TASK TO COMPLETE: Only lines with the word "first" are needed; collect each of them from the listing below.

GIVEN RECORDS:
☆ ☆ ☆ ☆ ☆ ☆ ☆

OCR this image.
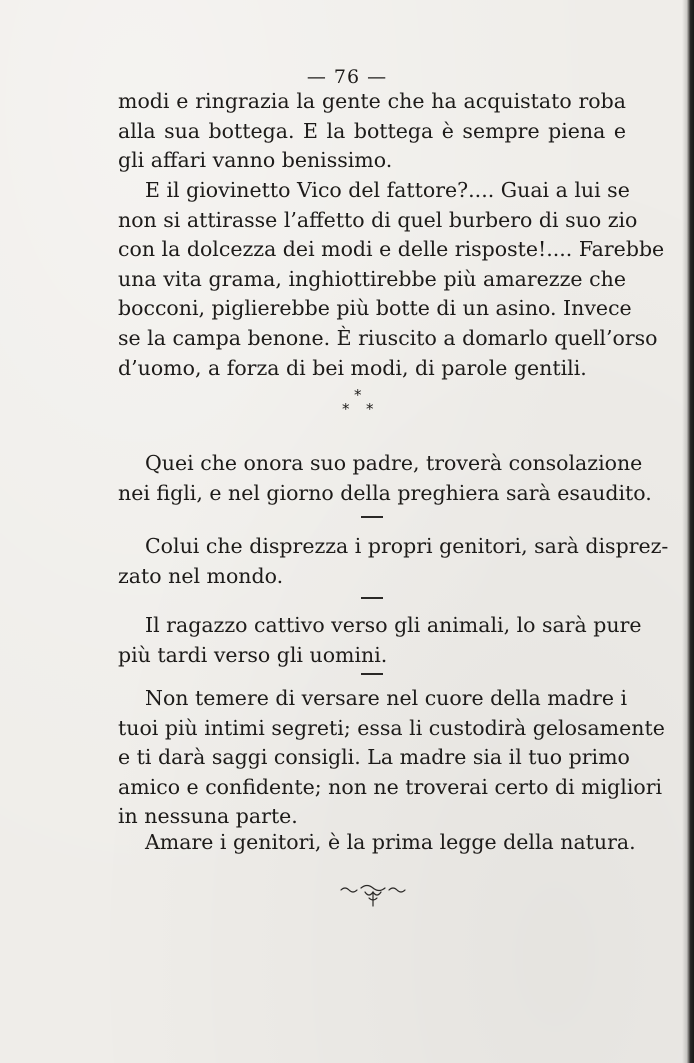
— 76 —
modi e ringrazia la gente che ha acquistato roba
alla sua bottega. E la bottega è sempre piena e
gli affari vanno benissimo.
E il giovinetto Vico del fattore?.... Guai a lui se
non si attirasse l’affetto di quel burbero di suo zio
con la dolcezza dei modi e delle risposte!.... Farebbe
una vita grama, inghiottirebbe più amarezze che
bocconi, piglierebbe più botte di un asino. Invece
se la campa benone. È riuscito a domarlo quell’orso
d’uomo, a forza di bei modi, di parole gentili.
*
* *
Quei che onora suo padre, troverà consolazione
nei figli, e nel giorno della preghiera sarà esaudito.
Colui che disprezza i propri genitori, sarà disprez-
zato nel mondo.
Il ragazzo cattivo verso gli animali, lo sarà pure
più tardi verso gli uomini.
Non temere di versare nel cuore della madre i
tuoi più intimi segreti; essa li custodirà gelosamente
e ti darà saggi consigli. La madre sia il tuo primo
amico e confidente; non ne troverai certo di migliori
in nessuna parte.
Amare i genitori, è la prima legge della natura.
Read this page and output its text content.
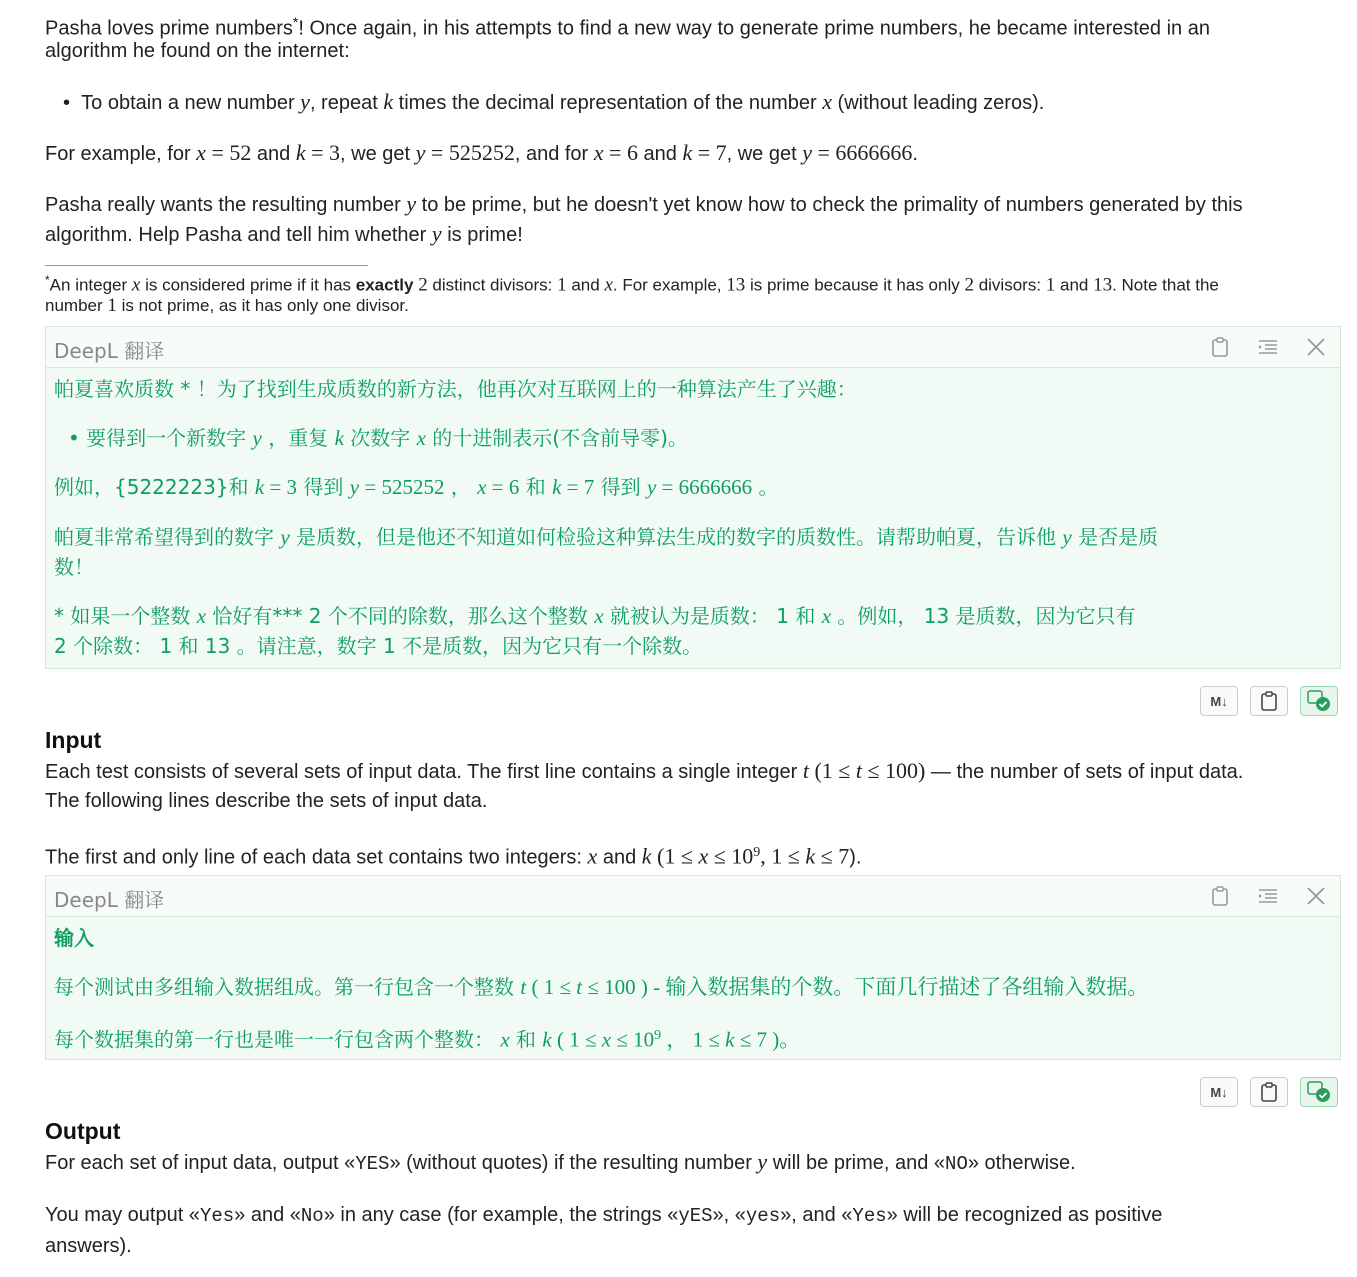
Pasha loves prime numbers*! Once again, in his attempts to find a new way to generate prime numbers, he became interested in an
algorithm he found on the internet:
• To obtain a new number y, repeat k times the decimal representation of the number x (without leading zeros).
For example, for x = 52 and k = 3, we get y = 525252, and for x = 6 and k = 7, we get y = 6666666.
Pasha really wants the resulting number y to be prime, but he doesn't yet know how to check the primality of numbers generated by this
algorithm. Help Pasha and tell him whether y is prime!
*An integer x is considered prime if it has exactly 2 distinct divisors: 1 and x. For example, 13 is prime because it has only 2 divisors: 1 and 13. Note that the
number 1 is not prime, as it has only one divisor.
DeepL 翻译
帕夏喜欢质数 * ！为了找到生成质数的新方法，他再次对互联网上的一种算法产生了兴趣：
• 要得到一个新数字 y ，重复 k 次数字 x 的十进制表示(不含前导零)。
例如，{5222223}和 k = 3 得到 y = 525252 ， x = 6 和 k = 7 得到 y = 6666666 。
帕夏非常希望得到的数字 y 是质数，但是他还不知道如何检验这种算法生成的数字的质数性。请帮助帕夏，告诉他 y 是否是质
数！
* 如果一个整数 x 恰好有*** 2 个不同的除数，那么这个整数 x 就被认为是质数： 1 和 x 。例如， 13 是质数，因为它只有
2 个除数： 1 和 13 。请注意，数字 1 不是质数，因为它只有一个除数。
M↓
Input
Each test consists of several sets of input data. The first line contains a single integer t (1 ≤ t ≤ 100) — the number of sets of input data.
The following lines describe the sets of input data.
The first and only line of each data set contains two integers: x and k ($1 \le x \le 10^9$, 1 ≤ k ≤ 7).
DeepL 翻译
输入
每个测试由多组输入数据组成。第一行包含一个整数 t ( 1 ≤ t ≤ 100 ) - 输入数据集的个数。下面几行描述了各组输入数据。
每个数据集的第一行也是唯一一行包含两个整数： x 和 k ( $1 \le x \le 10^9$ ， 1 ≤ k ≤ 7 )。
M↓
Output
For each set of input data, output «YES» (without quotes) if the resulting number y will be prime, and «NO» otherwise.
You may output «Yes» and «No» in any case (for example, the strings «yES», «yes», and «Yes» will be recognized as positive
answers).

☆ ☆ ☆ ☆ ☆ ☆ ☆

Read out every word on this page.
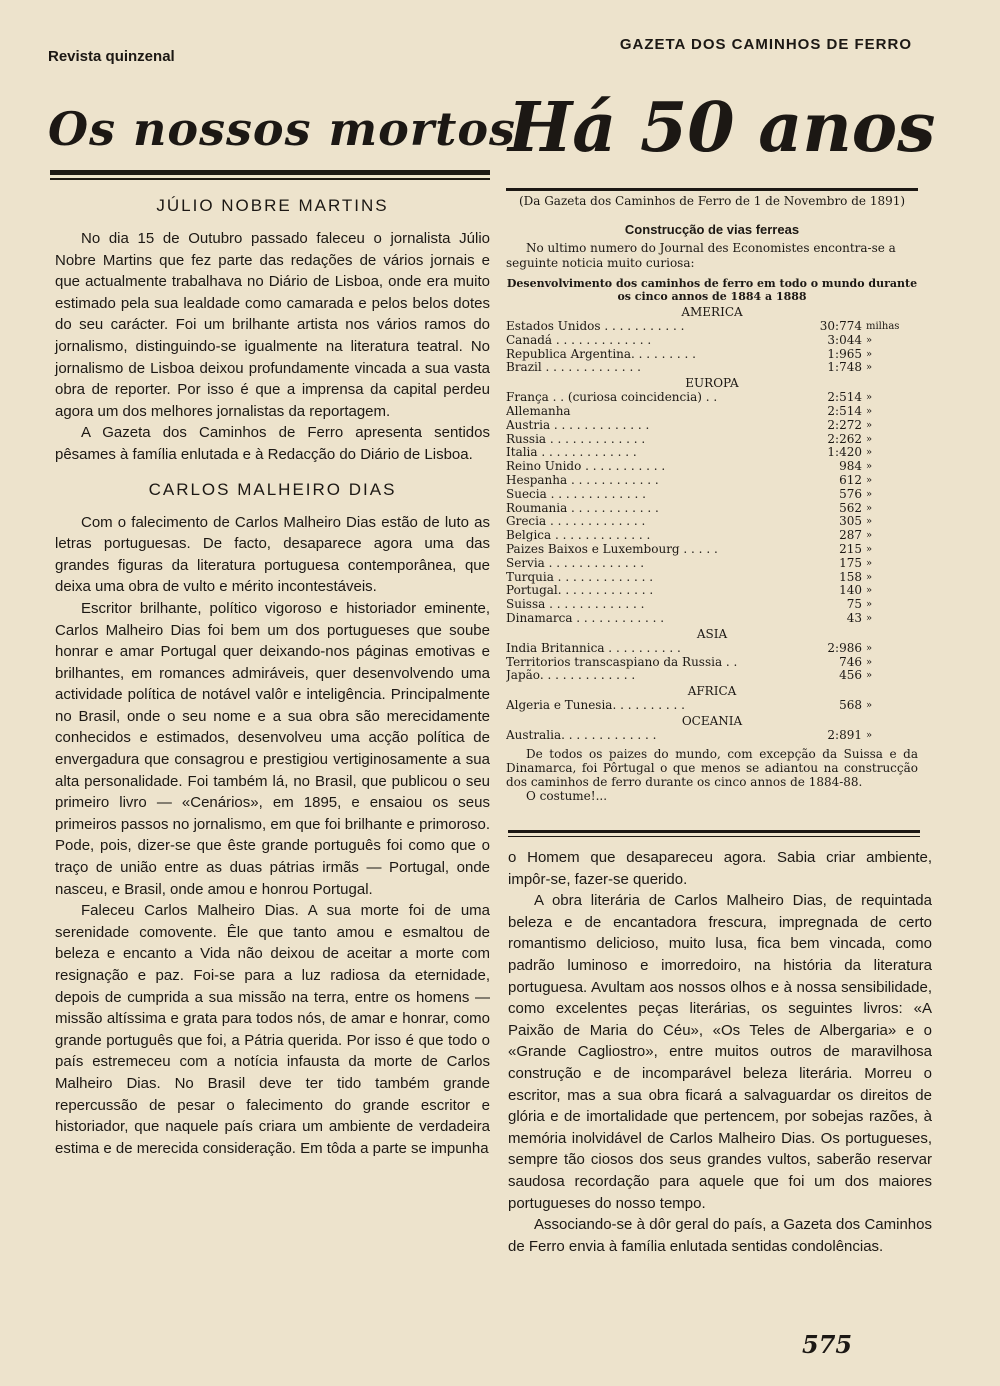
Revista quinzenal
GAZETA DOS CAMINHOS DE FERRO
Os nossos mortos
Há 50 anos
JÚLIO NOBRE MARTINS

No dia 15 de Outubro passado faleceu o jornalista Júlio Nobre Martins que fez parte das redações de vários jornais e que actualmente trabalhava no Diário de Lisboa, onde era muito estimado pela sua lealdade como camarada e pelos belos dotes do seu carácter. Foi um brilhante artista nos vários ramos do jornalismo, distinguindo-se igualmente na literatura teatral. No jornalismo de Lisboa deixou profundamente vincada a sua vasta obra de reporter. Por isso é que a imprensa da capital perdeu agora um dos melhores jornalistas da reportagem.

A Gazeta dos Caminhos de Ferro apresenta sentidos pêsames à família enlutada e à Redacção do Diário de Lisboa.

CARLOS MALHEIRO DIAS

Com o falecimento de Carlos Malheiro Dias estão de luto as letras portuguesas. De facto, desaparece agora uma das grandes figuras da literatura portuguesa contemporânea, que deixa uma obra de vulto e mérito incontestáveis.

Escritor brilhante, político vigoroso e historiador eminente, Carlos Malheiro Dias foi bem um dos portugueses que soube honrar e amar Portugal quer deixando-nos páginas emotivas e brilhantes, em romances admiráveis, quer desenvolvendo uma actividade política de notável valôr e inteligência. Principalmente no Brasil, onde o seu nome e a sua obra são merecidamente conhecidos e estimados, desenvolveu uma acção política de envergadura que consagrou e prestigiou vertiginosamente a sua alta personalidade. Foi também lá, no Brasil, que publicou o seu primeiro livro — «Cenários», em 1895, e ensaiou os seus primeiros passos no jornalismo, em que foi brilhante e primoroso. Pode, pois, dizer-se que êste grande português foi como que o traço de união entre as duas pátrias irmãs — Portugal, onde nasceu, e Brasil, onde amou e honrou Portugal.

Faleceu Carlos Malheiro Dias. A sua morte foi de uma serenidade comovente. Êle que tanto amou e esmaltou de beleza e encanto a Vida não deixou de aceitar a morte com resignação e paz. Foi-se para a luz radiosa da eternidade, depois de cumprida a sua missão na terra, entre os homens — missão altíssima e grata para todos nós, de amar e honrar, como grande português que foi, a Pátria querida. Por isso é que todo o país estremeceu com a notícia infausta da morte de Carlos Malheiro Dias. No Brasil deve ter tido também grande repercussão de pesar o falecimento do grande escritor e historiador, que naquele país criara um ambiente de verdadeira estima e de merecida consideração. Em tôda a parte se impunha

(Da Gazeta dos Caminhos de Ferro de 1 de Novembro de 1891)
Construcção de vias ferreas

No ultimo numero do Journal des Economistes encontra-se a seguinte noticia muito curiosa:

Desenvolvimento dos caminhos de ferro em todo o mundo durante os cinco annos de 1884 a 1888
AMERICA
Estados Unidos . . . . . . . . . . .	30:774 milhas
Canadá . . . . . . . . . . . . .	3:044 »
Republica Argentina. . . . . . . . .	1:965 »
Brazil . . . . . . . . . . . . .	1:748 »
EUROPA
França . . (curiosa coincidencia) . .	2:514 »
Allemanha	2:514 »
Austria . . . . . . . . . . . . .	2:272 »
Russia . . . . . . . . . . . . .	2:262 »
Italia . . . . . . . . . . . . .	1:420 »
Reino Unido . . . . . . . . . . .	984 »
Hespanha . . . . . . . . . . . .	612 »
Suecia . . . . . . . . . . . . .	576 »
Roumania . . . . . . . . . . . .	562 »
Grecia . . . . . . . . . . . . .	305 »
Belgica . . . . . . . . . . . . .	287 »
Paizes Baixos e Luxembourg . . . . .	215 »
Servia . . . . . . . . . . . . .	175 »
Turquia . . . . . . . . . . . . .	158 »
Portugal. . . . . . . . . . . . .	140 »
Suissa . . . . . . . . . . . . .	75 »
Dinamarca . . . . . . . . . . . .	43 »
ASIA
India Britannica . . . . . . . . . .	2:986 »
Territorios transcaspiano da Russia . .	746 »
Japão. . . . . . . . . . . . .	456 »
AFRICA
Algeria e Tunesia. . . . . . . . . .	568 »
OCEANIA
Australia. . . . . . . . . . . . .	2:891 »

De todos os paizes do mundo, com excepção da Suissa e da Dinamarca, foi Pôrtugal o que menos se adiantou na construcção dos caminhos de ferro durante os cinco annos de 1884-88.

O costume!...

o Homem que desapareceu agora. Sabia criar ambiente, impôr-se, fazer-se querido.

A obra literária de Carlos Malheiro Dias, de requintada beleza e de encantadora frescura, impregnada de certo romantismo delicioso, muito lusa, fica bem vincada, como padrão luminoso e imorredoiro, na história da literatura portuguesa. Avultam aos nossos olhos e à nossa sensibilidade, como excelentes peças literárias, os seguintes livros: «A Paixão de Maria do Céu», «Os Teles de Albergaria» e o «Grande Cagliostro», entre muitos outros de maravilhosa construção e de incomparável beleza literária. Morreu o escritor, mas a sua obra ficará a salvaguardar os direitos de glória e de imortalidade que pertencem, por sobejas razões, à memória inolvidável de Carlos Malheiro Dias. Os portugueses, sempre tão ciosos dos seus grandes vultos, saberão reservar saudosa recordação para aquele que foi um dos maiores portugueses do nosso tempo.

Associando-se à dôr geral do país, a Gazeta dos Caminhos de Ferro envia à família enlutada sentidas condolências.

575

☆ ☆ ☆ ☆ ☆ ☆ ☆

SOLUTION:
Each test consists of several sets of input data. The first line contains a single integer t (1 ≤ t ≤ 100) — the number of sets of input data.
The first and only line of each data set contains two integers: x and k ($1 \le x \le 10^9$, 1 ≤ k ≤ 7).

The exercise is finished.